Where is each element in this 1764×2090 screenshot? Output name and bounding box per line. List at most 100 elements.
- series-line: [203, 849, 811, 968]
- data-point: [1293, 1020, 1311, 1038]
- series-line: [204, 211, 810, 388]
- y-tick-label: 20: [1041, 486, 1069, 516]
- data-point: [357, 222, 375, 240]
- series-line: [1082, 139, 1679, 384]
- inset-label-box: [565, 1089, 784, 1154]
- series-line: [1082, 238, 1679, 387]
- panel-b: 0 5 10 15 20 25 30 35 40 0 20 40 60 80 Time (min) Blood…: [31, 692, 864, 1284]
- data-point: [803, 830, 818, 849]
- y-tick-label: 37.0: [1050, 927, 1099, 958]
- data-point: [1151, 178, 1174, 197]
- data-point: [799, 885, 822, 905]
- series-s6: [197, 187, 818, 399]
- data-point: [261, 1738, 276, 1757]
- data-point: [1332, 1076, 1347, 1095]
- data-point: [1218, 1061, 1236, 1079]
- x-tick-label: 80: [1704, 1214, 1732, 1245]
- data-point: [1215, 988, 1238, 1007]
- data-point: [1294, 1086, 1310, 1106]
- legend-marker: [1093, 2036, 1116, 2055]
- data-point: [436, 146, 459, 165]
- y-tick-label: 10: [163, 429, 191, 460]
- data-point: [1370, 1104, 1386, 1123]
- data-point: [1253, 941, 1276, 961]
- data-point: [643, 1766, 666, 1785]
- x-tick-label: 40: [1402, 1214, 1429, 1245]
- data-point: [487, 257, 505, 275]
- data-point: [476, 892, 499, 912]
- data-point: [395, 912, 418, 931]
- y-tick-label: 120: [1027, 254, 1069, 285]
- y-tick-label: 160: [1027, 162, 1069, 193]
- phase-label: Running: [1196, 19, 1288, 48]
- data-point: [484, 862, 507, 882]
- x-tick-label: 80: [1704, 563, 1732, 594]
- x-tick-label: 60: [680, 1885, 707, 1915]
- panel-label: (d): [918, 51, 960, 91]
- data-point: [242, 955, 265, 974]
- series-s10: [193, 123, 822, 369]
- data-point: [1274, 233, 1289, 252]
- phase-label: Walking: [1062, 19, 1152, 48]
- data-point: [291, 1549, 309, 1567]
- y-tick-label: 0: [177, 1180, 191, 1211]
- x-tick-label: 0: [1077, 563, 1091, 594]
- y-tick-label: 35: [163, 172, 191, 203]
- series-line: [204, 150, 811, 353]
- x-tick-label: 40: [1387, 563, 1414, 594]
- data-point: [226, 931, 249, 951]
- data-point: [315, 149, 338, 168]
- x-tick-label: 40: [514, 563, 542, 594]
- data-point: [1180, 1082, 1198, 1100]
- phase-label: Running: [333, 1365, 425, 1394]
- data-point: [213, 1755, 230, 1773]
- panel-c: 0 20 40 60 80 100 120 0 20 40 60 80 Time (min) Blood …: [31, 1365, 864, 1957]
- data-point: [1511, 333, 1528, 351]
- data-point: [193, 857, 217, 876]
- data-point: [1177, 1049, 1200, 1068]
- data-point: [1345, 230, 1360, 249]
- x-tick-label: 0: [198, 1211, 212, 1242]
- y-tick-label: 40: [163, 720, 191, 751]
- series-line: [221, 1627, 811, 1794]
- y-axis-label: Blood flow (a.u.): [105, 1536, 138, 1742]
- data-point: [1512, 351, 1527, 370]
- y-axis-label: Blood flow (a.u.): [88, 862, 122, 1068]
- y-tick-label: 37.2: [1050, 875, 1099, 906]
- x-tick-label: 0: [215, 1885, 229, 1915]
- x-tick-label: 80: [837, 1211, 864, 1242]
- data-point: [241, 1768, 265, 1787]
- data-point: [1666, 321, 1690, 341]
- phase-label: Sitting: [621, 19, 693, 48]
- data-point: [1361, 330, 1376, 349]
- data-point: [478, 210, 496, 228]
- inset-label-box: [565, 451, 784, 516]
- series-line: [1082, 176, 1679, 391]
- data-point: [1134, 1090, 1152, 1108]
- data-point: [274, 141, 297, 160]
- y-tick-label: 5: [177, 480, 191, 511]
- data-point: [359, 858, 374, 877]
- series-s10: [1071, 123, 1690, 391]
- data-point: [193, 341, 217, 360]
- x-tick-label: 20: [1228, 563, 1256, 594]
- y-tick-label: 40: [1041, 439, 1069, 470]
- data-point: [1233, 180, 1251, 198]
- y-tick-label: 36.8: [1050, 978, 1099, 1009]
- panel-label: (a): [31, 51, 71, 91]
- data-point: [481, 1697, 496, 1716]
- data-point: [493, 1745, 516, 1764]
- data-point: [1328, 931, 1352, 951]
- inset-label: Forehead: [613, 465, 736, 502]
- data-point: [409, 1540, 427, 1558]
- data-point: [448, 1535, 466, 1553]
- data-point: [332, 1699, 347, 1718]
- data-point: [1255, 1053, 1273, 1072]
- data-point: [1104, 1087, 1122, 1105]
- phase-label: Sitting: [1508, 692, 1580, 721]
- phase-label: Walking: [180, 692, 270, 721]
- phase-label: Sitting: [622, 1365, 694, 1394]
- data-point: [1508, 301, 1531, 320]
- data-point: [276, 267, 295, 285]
^^^^^^^^^^^^^^^^
- **Task directions**:
Update every line of the material so that "phase-label" reads "activity-label" wherever it occurs. Leave all other text unchanged.

- **Full output**:
Where is each element in this 1764×2090 screenshot? Output name and bounding box per line. List at most 100 elements.
- series-line: [203, 849, 811, 968]
- data-point: [1293, 1020, 1311, 1038]
- series-line: [204, 211, 810, 388]
- y-tick-label: 20: [1041, 486, 1069, 516]
- data-point: [357, 222, 375, 240]
- series-line: [1082, 139, 1679, 384]
- inset-label-box: [565, 1089, 784, 1154]
- series-line: [1082, 238, 1679, 387]
- panel-b: 0 5 10 15 20 25 30 35 40 0 20 40 60 80 Time (min) Blood…: [31, 692, 864, 1284]
- data-point: [803, 830, 818, 849]
- y-tick-label: 37.0: [1050, 927, 1099, 958]
- data-point: [1151, 178, 1174, 197]
- data-point: [799, 885, 822, 905]
- series-s6: [197, 187, 818, 399]
- data-point: [261, 1738, 276, 1757]
- data-point: [1332, 1076, 1347, 1095]
- data-point: [1218, 1061, 1236, 1079]
- x-tick-label: 80: [1704, 1214, 1732, 1245]
- data-point: [1215, 988, 1238, 1007]
- data-point: [1294, 1086, 1310, 1106]
- legend-marker: [1093, 2036, 1116, 2055]
- data-point: [436, 146, 459, 165]
- y-tick-label: 10: [163, 429, 191, 460]
- data-point: [1370, 1104, 1386, 1123]
- data-point: [1253, 941, 1276, 961]
- data-point: [643, 1766, 666, 1785]
- x-tick-label: 40: [1402, 1214, 1429, 1245]
- data-point: [487, 257, 505, 275]
- data-point: [476, 892, 499, 912]
- data-point: [395, 912, 418, 931]
- y-tick-label: 120: [1027, 254, 1069, 285]
- y-tick-label: 160: [1027, 162, 1069, 193]
- activity-label: Running: [1196, 19, 1288, 48]
- data-point: [484, 862, 507, 882]
- x-tick-label: 80: [1704, 563, 1732, 594]
- x-tick-label: 60: [680, 1885, 707, 1915]
- panel-label: (d): [918, 51, 960, 91]
- data-point: [242, 955, 265, 974]
- series-s10: [193, 123, 822, 369]
- data-point: [1274, 233, 1289, 252]
- activity-label: Walking: [1062, 19, 1152, 48]
- data-point: [291, 1549, 309, 1567]
- y-tick-label: 0: [177, 1180, 191, 1211]
- x-tick-label: 0: [1077, 563, 1091, 594]
- y-tick-label: 35: [163, 172, 191, 203]
- series-line: [204, 150, 811, 353]
- x-tick-label: 40: [1387, 563, 1414, 594]
- data-point: [226, 931, 249, 951]
- data-point: [315, 149, 338, 168]
- x-tick-label: 40: [514, 563, 542, 594]
- data-point: [1180, 1082, 1198, 1100]
- activity-label: Running: [333, 1365, 425, 1394]
- data-point: [213, 1755, 230, 1773]
- panel-c: 0 20 40 60 80 100 120 0 20 40 60 80 Time (min) Blood …: [31, 1365, 864, 1957]
- data-point: [1511, 333, 1528, 351]
- data-point: [193, 857, 217, 876]
- data-point: [1177, 1049, 1200, 1068]
- data-point: [1345, 230, 1360, 249]
- x-tick-label: 0: [198, 1211, 212, 1242]
- y-tick-label: 40: [163, 720, 191, 751]
- series-line: [221, 1627, 811, 1794]
- y-axis-label: Blood flow (a.u.): [105, 1536, 138, 1742]
- data-point: [1512, 351, 1527, 370]
- y-axis-label: Blood flow (a.u.): [88, 862, 122, 1068]
- y-tick-label: 37.2: [1050, 875, 1099, 906]
- x-tick-label: 0: [215, 1885, 229, 1915]
- x-tick-label: 80: [837, 1211, 864, 1242]
- data-point: [241, 1768, 265, 1787]
- data-point: [1666, 321, 1690, 341]
- activity-label: Sitting: [621, 19, 693, 48]
- data-point: [1361, 330, 1376, 349]
- data-point: [478, 210, 496, 228]
- inset-label-box: [565, 451, 784, 516]
- series-line: [1082, 176, 1679, 391]
- data-point: [1134, 1090, 1152, 1108]
- data-point: [274, 141, 297, 160]
- y-tick-label: 5: [177, 480, 191, 511]
- data-point: [359, 858, 374, 877]
- series-s10: [1071, 123, 1690, 391]
- data-point: [193, 341, 217, 360]
- x-tick-label: 20: [1228, 563, 1256, 594]
- y-tick-label: 40: [1041, 439, 1069, 470]
- data-point: [1233, 180, 1251, 198]
- y-tick-label: 36.8: [1050, 978, 1099, 1009]
- panel-label: (a): [31, 51, 71, 91]
- data-point: [481, 1697, 496, 1716]
- data-point: [493, 1745, 516, 1764]
- data-point: [1328, 931, 1352, 951]
- inset-label: Forehead: [613, 465, 736, 502]
- data-point: [409, 1540, 427, 1558]
- data-point: [448, 1535, 466, 1553]
- data-point: [332, 1699, 347, 1718]
- data-point: [1255, 1053, 1273, 1072]
- data-point: [1104, 1087, 1122, 1105]
- activity-label: Sitting: [1508, 692, 1580, 721]
- activity-label: Walking: [180, 692, 270, 721]
- activity-label: Sitting: [622, 1365, 694, 1394]
- data-point: [1508, 301, 1531, 320]
- data-point: [276, 267, 295, 285]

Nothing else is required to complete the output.